### EXTRACTO DEL DOCUMENTO
▽
El 3 de julio de 1961, a la puerta de un banco en Londres, cubierto con un traje protector y una máscara antigás, pintó con ácido tres lienzos de colores rojo, negro y blanco. Fue la primera de otras obras que tenían la característica de autodestruirse al tiempo en que se creaban. En otros trabajos suyos la destrucción ocurría lentamente en un período de tiempo determinado. Tenía un proyecto de crear monumentos que fueran capaces de autodestruirse al cabo de unos años. “El arte autodestructivo busca ser un instrumento para la transformación de la gente a través del pensamiento y los sentimientos, no solo con respecto al arte, sino que busca, a través del arte, cambiar la relación que las personas tienen con la sociedad (…). Al centro del arte autodestructivo está el conocimiento de que la situación social está deteriorándose y cambiando rápidamente, y busca, desesperadamente, formas de arte radicales y nunca antes vistas”, se lee en un manifiesto suyo, reproducido en Debemos convertirnos en idealistas o morir, una publicación hecha a propósito de una retrospectiva suya realizada en el Museo Jumex, de Ciudad de México, en 2015, y cuya carátula es la explosión nuclear de Nagasaki en 1945

"Kill the Cars", una de la obras más conocidas de Gustav Metzger. Foto: AFP
"Kill the Cars", una de la obras más conocidas de Gustav Metzger. Foto: AFP

LA ESTÉTICA DE LOS RESTOS

El arte de la destrucción también es reivindicado en el videoarte por Nam June Paik con sus imágenes distorsionadas; por el action painting de Jackson Pollock; por Raphael Montañez Ortiz con sus pianos destruidos; o por Joseph Beuys (quien había sido piloto de guerra), con una obra hecha de fragmentos como los que dejan las bombas.

“Inmediatamente después de toda guerra siempre hay una tendencia a encontrar una estética en la destrucción, a partir de los restos, es como hacer una arqueología del presente”, comenta el crítico y curador David Flores Hora. En nuestro caso, esto nos remite inmediatamente al periodo de violencia. “Muchos artistas peruanos contemporáneos —agrega Flores Hora— han utilizado los restos de una cárcel bombardeada como el Frontón, las figuras de las torres de alta tensión derribadas (como en las serigrafías de Alfredo Márquez), o los coches-bomba para mostrar esta estética de la destrucción que yo encuentro veraz, y que forma parte de nuestro inconsciente colectivo”.

Alfredo Márquez, de la serie "1984" (Destructivismo, 2016). Serigrafía sobre papel.
Alfredo Márquez, de la serie "1984" (Destructivismo, 2016). Serigrafía sobre papel.
△
### QUÉ DEBE HACER
Determine si cada afirmación concuerda con el extracto sobre el arte de la destrucción: (a) Joseph Beuys había sido piloto de guerra; (b) la retrospectiva del Museo Jumex se realizó en 2016; (c) David Flores Hora es presentado como pintor. Conteste sí o no a cada una y cite literalmente las palabras del extracto que lo deciden.

### DATOS SIN PROCESAR
▽
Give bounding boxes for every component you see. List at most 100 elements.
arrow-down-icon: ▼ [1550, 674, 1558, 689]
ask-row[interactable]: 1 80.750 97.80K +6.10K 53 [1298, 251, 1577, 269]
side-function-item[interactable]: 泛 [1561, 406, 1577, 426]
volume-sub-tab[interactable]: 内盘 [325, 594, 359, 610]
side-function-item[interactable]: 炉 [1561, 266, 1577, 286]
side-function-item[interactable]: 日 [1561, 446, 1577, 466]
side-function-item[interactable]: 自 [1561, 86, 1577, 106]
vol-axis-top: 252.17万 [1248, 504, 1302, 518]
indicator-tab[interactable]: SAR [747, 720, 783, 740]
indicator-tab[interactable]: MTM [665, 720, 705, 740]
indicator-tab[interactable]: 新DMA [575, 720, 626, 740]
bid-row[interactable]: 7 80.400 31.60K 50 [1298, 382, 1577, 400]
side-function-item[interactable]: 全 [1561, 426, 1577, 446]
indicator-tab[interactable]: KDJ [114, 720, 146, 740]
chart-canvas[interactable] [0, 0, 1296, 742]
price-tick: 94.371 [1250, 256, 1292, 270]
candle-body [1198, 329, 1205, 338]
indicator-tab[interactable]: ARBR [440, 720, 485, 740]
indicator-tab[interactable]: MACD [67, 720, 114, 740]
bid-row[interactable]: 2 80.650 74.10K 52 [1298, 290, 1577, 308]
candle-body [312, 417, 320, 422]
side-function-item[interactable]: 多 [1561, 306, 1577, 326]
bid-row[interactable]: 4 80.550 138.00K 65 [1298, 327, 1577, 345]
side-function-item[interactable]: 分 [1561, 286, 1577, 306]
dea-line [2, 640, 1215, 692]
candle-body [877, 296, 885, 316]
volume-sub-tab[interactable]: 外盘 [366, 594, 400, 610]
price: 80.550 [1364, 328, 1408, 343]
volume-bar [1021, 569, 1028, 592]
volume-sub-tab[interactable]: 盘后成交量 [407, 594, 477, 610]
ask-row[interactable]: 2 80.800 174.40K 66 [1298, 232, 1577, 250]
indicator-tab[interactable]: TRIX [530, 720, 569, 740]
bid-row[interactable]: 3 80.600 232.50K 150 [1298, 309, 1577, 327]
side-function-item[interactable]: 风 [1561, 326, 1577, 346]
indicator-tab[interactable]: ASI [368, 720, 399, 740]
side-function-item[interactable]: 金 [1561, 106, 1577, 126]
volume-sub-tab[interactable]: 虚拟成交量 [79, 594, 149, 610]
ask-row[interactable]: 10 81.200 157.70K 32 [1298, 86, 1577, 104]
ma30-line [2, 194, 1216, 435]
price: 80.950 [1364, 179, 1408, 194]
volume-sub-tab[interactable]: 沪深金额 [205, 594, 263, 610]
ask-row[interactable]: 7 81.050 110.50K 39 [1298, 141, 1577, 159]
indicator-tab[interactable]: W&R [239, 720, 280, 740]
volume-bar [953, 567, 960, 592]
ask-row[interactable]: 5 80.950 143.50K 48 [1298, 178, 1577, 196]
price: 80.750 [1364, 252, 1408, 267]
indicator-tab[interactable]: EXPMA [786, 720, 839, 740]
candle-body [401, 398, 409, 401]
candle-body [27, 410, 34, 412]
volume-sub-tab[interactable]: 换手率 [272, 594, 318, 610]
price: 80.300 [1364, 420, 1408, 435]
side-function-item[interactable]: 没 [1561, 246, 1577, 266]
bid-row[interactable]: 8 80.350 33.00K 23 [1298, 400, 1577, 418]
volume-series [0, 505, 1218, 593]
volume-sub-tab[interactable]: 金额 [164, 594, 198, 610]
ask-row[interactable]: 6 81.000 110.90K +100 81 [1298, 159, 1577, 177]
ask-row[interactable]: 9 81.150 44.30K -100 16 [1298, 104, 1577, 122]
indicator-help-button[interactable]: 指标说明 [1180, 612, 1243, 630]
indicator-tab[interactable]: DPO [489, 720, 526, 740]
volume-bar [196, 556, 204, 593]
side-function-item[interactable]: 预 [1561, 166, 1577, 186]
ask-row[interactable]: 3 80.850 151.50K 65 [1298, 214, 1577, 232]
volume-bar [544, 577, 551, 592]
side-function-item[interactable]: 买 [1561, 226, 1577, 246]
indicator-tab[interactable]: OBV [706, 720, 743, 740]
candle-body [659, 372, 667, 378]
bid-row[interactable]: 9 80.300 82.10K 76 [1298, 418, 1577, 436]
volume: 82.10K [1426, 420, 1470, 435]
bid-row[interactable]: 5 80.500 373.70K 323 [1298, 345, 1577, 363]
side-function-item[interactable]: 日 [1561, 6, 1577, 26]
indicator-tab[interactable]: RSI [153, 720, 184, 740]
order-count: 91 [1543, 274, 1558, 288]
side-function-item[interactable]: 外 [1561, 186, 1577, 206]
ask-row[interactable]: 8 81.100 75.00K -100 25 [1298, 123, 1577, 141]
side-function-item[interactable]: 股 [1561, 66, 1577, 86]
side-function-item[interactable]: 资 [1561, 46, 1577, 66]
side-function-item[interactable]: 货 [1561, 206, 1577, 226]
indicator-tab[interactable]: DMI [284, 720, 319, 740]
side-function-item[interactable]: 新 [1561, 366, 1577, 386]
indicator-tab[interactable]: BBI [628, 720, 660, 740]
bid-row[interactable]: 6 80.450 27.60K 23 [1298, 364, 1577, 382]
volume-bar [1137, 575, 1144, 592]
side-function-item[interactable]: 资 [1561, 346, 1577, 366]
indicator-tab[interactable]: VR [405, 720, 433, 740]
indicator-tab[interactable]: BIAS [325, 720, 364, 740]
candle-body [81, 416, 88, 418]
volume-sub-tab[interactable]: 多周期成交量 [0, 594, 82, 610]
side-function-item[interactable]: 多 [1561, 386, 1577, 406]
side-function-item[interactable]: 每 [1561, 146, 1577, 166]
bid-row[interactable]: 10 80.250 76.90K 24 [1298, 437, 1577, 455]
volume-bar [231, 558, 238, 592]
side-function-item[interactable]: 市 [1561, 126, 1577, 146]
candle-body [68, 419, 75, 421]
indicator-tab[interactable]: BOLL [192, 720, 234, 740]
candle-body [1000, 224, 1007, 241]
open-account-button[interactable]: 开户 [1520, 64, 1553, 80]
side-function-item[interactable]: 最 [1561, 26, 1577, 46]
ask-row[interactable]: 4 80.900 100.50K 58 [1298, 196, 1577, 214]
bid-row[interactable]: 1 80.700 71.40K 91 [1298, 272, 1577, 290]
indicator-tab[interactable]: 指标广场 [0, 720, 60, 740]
△
### RESPUESTA AL PROBLEMA
(a) Sí: «Joseph Beuys (quien había sido piloto de guerra)».
(b) No: «realizada en el Museo Jumex, de Ciudad de México, en 2015».
(c) No: «comenta el crítico y curador David Flores Hora».